» WHAT IS REQUIRED
Please quote the material exactly, every line of it.

━━ DATA PROVIDED ━━

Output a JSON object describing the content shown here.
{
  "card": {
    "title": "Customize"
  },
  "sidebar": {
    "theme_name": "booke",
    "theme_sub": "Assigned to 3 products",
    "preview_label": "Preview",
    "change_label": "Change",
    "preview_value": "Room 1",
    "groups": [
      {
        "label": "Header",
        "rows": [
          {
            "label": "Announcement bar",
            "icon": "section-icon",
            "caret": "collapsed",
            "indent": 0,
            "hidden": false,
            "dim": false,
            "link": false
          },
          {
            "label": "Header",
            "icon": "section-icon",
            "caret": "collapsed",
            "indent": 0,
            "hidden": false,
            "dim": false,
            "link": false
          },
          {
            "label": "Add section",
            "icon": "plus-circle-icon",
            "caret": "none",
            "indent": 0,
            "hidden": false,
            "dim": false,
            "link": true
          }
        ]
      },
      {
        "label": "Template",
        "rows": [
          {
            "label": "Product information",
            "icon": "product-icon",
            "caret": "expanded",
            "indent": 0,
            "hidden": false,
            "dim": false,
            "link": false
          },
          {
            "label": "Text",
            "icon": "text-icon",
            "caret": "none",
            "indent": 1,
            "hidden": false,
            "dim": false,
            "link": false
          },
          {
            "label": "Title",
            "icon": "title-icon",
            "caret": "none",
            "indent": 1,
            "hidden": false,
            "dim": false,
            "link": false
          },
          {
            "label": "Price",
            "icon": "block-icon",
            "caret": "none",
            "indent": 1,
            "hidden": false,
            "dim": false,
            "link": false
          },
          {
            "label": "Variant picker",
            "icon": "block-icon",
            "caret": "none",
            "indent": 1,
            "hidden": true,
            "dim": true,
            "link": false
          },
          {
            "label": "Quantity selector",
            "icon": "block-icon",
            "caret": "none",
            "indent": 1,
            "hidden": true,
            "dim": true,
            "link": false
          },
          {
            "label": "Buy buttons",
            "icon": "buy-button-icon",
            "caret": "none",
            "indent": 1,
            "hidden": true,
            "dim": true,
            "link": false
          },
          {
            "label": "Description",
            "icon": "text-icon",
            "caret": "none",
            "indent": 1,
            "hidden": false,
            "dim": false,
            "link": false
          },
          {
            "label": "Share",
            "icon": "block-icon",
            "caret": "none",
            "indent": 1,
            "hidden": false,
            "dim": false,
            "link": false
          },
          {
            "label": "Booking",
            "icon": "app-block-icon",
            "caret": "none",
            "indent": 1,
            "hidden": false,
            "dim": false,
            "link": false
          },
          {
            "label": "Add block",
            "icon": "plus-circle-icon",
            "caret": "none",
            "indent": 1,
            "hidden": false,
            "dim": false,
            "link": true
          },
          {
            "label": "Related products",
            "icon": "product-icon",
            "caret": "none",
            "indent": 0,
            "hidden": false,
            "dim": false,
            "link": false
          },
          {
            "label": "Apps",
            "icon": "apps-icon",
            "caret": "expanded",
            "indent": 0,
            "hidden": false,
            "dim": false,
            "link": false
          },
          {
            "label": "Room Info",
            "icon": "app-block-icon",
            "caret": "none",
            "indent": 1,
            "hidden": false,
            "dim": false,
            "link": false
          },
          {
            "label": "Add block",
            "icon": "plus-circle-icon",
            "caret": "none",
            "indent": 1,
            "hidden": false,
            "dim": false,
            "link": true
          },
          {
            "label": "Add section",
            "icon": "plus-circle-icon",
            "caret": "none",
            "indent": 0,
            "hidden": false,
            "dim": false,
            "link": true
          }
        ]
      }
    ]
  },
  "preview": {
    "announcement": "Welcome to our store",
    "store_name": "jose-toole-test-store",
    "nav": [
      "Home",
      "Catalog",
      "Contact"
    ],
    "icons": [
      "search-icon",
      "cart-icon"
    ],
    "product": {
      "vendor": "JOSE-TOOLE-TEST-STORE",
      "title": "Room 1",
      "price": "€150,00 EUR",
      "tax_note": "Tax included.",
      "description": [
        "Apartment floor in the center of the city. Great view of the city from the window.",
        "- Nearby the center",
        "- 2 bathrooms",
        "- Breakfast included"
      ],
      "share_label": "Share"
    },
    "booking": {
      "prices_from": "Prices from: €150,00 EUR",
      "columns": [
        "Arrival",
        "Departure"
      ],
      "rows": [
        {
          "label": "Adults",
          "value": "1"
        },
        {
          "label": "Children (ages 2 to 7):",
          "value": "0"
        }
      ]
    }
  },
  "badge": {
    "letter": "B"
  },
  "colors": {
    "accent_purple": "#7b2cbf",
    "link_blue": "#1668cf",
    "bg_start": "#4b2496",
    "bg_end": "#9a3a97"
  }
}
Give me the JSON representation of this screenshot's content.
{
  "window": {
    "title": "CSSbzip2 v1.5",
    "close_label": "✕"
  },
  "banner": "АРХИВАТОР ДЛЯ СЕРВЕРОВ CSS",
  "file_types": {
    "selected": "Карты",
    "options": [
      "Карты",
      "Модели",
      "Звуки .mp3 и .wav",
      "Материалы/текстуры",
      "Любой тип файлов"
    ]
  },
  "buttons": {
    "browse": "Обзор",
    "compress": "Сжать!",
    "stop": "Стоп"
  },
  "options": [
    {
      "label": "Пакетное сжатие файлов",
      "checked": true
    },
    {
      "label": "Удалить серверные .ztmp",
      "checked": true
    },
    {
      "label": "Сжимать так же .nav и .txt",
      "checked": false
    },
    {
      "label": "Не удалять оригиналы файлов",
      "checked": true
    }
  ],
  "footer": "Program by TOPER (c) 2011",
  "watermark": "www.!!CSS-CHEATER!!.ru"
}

━━━

» THE ANSWER
Output a JSON object describing the content shown here.
{
  "card": {
    "title": "Customize"
  },
  "sidebar": {
    "theme_name": "booke",
    "theme_sub": "Assigned to 3 products",
    "preview_label": "Preview",
    "change_label": "Change",
    "preview_value": "Room 1",
    "groups": [
      {
        "label": "Header",
        "rows": [
          {
            "label": "Announcement bar",
            "icon": "section-icon",
            "caret": "collapsed",
            "indent": 0,
            "hidden": false,
            "dim": false,
            "link": false
          },
          {
            "label": "Header",
            "icon": "section-icon",
            "caret": "collapsed",
            "indent": 0,
            "hidden": false,
            "dim": false,
            "link": false
          },
          {
            "label": "Add section",
            "icon": "plus-circle-icon",
            "caret": "none",
            "indent": 0,
            "hidden": false,
            "dim": false,
            "link": true
          }
        ]
      },
      {
        "label": "Template",
        "rows": [
          {
            "label": "Product information",
            "icon": "product-icon",
            "caret": "expanded",
            "indent": 0,
            "hidden": false,
            "dim": false,
            "link": false
          },
          {
            "label": "Text",
            "icon": "text-icon",
            "caret": "none",
            "indent": 1,
            "hidden": false,
            "dim": false,
            "link": false
          },
          {
            "label": "Title",
            "icon": "title-icon",
            "caret": "none",
            "indent": 1,
            "hidden": false,
            "dim": false,
            "link": false
          },
          {
            "label": "Price",
            "icon": "block-icon",
            "caret": "none",
            "indent": 1,
            "hidden": false,
            "dim": false,
            "link": false
          },
          {
            "label": "Variant picker",
            "icon": "block-icon",
            "caret": "none",
            "indent": 1,
            "hidden": true,
            "dim": true,
            "link": false
          },
          {
            "label": "Quantity selector",
            "icon": "block-icon",
            "caret": "none",
            "indent": 1,
            "hidden": true,
            "dim": true,
            "link": false
          },
          {
            "label": "Buy buttons",
            "icon": "buy-button-icon",
            "caret": "none",
            "indent": 1,
            "hidden": true,
            "dim": true,
            "link": false
          },
          {
            "label": "Description",
            "icon": "text-icon",
            "caret": "none",
            "indent": 1,
            "hidden": false,
            "dim": false,
            "link": false
          },
          {
            "label": "Share",
            "icon": "block-icon",
            "caret": "none",
            "indent": 1,
            "hidden": false,
            "dim": false,
            "link": false
          },
          {
            "label": "Booking",
            "icon": "app-block-icon",
            "caret": "none",
            "indent": 1,
            "hidden": false,
            "dim": false,
            "link": false
          },
          {
            "label": "Add block",
            "icon": "plus-circle-icon",
            "caret": "none",
            "indent": 1,
            "hidden": false,
            "dim": false,
            "link": true
          },
          {
            "label": "Related products",
            "icon": "product-icon",
            "caret": "none",
            "indent": 0,
            "hidden": false,
            "dim": false,
            "link": false
          },
          {
            "label": "Apps",
            "icon": "apps-icon",
            "caret": "expanded",
            "indent": 0,
            "hidden": false,
            "dim": false,
            "link": false
          },
          {
            "label": "Room Info",
            "icon": "app-block-icon",
            "caret": "none",
            "indent": 1,
            "hidden": false,
            "dim": false,
            "link": false
          },
          {
            "label": "Add block",
            "icon": "plus-circle-icon",
            "caret": "none",
            "indent": 1,
            "hidden": false,
            "dim": false,
            "link": true
          },
          {
            "label": "Add section",
            "icon": "plus-circle-icon",
            "caret": "none",
            "indent": 0,
            "hidden": false,
            "dim": false,
            "link": true
          }
        ]
      }
    ]
  },
  "preview": {
    "announcement": "Welcome to our store",
    "store_name": "jose-toole-test-store",
    "nav": [
      "Home",
      "Catalog",
      "Contact"
    ],
    "icons": [
      "search-icon",
      "cart-icon"
    ],
    "product": {
      "vendor": "JOSE-TOOLE-TEST-STORE",
      "title": "Room 1",
      "price": "€150,00 EUR",
      "tax_note": "Tax included.",
      "description": [
        "Apartment floor in the center of the city. Great view of the city from the window.",
        "- Nearby the center",
        "- 2 bathrooms",
        "- Breakfast included"
      ],
      "share_label": "Share"
    },
    "booking": {
      "prices_from": "Prices from: €150,00 EUR",
      "columns": [
        "Arrival",
        "Departure"
      ],
      "rows": [
        {
          "label": "Adults",
          "value": "1"
        },
        {
          "label": "Children (ages 2 to 7):",
          "value": "0"
        }
      ]
    }
  },
  "badge": {
    "letter": "B"
  },
  "colors": {
    "accent_purple": "#7b2cbf",
    "link_blue": "#1668cf",
    "bg_start": "#4b2496",
    "bg_end": "#9a3a97"
  }
}
Give me the JSON representation of this screenshot's content.
{
  "window": {
    "title": "CSSbzip2 v1.5",
    "close_label": "✕"
  },
  "banner": "АРХИВАТОР ДЛЯ СЕРВЕРОВ CSS",
  "file_types": {
    "selected": "Карты",
    "options": [
      "Карты",
      "Модели",
      "Звуки .mp3 и .wav",
      "Материалы/текстуры",
      "Любой тип файлов"
    ]
  },
  "buttons": {
    "browse": "Обзор",
    "compress": "Сжать!",
    "stop": "Стоп"
  },
  "options": [
    {
      "label": "Пакетное сжатие файлов",
      "checked": true
    },
    {
      "label": "Удалить серверные .ztmp",
      "checked": true
    },
    {
      "label": "Сжимать так же .nav и .txt",
      "checked": false
    },
    {
      "label": "Не удалять оригиналы файлов",
      "checked": true
    }
  ],
  "footer": "Program by TOPER (c) 2011",
  "watermark": "www.!!CSS-CHEATER!!.ru"
}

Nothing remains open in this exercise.